#### Given instruction
Rewrite the lines below with every "Turks" changed to "Greeks" and nothing else altered.
— start Supplied records —
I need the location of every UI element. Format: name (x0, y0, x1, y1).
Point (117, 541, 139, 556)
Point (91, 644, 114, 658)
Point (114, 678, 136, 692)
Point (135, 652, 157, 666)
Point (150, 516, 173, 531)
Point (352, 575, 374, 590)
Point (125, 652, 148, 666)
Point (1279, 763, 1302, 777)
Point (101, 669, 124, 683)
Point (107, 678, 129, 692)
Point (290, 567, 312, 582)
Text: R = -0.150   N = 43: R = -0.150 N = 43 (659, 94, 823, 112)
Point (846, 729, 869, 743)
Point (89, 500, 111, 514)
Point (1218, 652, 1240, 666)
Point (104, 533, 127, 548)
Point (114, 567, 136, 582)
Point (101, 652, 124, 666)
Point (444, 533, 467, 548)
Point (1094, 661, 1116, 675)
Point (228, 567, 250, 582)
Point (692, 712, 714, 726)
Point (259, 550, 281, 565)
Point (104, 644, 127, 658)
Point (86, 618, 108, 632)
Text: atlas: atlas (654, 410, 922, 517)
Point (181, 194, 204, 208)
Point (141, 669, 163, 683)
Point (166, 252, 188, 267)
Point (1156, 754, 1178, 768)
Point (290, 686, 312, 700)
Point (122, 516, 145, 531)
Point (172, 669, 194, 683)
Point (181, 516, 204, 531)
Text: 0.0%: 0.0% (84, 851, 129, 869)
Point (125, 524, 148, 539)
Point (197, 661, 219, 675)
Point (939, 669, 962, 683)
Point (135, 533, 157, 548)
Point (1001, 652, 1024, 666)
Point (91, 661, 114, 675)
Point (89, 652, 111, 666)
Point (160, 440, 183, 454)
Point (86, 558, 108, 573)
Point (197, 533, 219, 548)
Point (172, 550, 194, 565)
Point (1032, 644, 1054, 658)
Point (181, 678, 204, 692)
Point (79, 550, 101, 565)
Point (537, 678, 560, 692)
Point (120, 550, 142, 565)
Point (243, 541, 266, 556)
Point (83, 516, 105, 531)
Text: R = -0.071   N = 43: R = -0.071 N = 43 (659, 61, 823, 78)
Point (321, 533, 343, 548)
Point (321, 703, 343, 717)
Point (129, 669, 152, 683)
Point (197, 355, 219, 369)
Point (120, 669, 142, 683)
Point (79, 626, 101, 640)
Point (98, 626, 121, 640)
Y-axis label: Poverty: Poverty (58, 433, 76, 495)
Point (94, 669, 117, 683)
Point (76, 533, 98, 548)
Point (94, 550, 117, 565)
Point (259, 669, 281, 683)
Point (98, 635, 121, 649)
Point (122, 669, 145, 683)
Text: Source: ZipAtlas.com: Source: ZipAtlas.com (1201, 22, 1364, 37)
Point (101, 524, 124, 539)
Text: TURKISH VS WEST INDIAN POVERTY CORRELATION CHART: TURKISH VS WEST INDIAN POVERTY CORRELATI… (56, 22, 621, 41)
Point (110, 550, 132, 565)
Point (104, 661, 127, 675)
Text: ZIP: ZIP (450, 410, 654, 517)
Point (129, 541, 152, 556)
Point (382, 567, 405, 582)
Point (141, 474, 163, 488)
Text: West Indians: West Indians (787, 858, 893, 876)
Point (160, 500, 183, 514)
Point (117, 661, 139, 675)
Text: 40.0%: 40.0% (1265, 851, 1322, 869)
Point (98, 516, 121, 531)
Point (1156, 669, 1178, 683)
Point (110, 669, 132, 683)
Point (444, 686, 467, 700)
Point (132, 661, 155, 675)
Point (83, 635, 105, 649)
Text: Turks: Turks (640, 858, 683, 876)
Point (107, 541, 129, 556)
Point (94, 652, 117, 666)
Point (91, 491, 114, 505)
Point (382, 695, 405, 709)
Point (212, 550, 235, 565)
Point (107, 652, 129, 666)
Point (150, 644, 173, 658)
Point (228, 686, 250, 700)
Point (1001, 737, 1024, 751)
— end Supplied records —
#### Answer to this task
I need the location of every UI element. Format: name (x0, y0, x1, y1).
Point (117, 541, 139, 556)
Point (91, 644, 114, 658)
Point (114, 678, 136, 692)
Point (135, 652, 157, 666)
Point (150, 516, 173, 531)
Point (352, 575, 374, 590)
Point (125, 652, 148, 666)
Point (1279, 763, 1302, 777)
Point (101, 669, 124, 683)
Point (107, 678, 129, 692)
Point (290, 567, 312, 582)
Text: R = -0.150   N = 43: R = -0.150 N = 43 (659, 94, 823, 112)
Point (846, 729, 869, 743)
Point (89, 500, 111, 514)
Point (1218, 652, 1240, 666)
Point (104, 533, 127, 548)
Point (114, 567, 136, 582)
Point (101, 652, 124, 666)
Point (444, 533, 467, 548)
Point (1094, 661, 1116, 675)
Point (228, 567, 250, 582)
Point (692, 712, 714, 726)
Point (259, 550, 281, 565)
Point (104, 644, 127, 658)
Point (86, 618, 108, 632)
Text: atlas: atlas (654, 410, 922, 517)
Point (181, 194, 204, 208)
Point (141, 669, 163, 683)
Point (166, 252, 188, 267)
Point (1156, 754, 1178, 768)
Point (290, 686, 312, 700)
Point (122, 516, 145, 531)
Point (172, 669, 194, 683)
Point (181, 516, 204, 531)
Text: 0.0%: 0.0% (84, 851, 129, 869)
Point (125, 524, 148, 539)
Point (197, 661, 219, 675)
Point (939, 669, 962, 683)
Point (135, 533, 157, 548)
Point (1001, 652, 1024, 666)
Point (91, 661, 114, 675)
Point (89, 652, 111, 666)
Point (160, 440, 183, 454)
Point (86, 558, 108, 573)
Point (197, 533, 219, 548)
Point (172, 550, 194, 565)
Point (1032, 644, 1054, 658)
Point (181, 678, 204, 692)
Point (79, 550, 101, 565)
Point (537, 678, 560, 692)
Point (120, 550, 142, 565)
Point (243, 541, 266, 556)
Point (83, 516, 105, 531)
Text: R = -0.071   N = 43: R = -0.071 N = 43 (659, 61, 823, 78)
Point (321, 533, 343, 548)
Point (321, 703, 343, 717)
Point (129, 669, 152, 683)
Point (197, 355, 219, 369)
Point (120, 669, 142, 683)
Point (79, 626, 101, 640)
Point (98, 626, 121, 640)
Y-axis label: Poverty: Poverty (58, 433, 76, 495)
Point (94, 669, 117, 683)
Point (76, 533, 98, 548)
Point (94, 550, 117, 565)
Point (259, 669, 281, 683)
Point (98, 635, 121, 649)
Point (122, 669, 145, 683)
Text: Source: ZipAtlas.com: Source: ZipAtlas.com (1201, 22, 1364, 37)
Point (101, 524, 124, 539)
Text: TURKISH VS WEST INDIAN POVERTY CORRELATION CHART: TURKISH VS WEST INDIAN POVERTY CORRELATI… (56, 22, 621, 41)
Point (110, 550, 132, 565)
Point (104, 661, 127, 675)
Text: ZIP: ZIP (450, 410, 654, 517)
Point (129, 541, 152, 556)
Point (382, 567, 405, 582)
Point (141, 474, 163, 488)
Text: West Indians: West Indians (787, 858, 893, 876)
Point (160, 500, 183, 514)
Point (117, 661, 139, 675)
Text: 40.0%: 40.0% (1265, 851, 1322, 869)
Point (98, 516, 121, 531)
Point (1156, 669, 1178, 683)
Point (110, 669, 132, 683)
Point (444, 686, 467, 700)
Point (132, 661, 155, 675)
Point (83, 635, 105, 649)
Text: Greeks: Greeks (640, 858, 683, 876)
Point (107, 541, 129, 556)
Point (94, 652, 117, 666)
Point (91, 491, 114, 505)
Point (382, 695, 405, 709)
Point (212, 550, 235, 565)
Point (107, 652, 129, 666)
Point (150, 644, 173, 658)
Point (228, 686, 250, 700)
Point (1001, 737, 1024, 751)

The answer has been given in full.